EXERCISE: Return a copy of every line in the records that includes the word "Sierpnia".

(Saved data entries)

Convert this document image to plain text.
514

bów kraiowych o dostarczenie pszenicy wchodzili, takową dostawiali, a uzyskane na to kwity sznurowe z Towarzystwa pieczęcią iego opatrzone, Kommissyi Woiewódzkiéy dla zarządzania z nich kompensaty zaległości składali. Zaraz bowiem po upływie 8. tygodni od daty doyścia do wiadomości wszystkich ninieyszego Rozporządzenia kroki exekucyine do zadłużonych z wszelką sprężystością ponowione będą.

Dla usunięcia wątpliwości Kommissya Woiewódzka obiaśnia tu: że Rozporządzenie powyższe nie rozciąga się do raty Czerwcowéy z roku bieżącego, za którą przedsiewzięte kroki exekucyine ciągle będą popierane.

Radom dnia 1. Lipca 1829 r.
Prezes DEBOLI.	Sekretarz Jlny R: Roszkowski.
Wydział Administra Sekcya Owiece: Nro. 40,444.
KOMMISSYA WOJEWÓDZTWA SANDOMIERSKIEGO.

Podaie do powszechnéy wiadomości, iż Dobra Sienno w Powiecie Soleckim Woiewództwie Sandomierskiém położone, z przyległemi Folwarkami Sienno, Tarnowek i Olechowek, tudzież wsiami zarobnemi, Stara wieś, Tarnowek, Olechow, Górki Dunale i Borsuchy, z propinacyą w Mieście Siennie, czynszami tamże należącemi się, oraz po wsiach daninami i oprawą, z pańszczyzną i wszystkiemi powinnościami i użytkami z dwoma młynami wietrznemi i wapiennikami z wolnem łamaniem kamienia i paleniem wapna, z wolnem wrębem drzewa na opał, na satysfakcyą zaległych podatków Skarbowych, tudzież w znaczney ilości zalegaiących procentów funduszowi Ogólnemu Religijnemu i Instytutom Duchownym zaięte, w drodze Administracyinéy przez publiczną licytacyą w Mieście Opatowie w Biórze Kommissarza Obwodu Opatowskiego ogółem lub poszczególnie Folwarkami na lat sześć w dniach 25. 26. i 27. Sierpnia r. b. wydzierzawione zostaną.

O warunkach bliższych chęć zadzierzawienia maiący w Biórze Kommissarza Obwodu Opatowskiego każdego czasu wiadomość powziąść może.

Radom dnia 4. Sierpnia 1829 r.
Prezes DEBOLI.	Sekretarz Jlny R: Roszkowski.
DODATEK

ANSWER TO THE EXERCISE:
Podaie do powszechnéy wiadomości, iż Dobra Sienno w Powiecie Soleckim Woiewództwie Sandomierskiém położone, z przyległemi Folwarkami Sienno, Tarnowek i Olechowek, tudzież wsiami zarobnemi, Stara wieś, Tarnowek, Olechow, Górki Dunale i Borsuchy, z propinacyą w Mieście Siennie, czynszami tamże należącemi się, oraz po wsiach daninami i oprawą, z pańszczyzną i wszystkiemi powinnościami i użytkami z dwoma młynami wietrznemi i wapiennikami z wolnem łamaniem kamienia i paleniem wapna, z wolnem wrębem drzewa na opał, na satysfakcyą zaległych podatków Skarbowych, tudzież w znaczney ilości zalegaiących procentów funduszowi Ogólnemu Religijnemu i Instytutom Duchownym zaięte, w drodze Administracyinéy przez publiczną licytacyą w Mieście Opatowie w Biórze Kommissarza Obwodu Opatowskiego ogółem lub poszczególnie Folwarkami na lat sześć w dniach 25. 26. i 27. Sierpnia r. b. wydzierzawione zostaną.
Radom dnia 4. Sierpnia 1829 r.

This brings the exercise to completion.